→ Directions for this task:
From the entries below, copy out every line with "возрасту" in it.

========

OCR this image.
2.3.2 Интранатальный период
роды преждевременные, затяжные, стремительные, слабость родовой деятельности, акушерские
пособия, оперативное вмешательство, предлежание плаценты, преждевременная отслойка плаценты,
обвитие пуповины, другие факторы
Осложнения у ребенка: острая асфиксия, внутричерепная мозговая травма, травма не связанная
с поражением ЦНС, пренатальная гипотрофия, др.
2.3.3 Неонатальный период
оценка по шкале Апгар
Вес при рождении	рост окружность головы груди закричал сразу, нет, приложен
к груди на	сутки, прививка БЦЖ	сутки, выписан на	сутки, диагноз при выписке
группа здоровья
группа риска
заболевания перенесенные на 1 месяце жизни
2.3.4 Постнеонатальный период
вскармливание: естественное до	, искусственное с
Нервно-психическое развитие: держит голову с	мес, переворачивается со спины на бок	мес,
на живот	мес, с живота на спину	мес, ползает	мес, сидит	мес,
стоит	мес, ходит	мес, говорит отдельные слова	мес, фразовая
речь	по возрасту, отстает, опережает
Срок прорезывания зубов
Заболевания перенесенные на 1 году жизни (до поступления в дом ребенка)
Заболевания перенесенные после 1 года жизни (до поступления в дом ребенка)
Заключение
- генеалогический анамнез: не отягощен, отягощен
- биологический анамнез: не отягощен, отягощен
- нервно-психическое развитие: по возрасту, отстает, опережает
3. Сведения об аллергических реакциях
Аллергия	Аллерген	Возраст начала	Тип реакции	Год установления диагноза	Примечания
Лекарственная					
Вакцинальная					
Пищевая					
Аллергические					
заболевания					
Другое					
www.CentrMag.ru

========

→ The answer:
речь	по возрасту, отстает, опережает
- нервно-психическое развитие: по возрасту, отстает, опережает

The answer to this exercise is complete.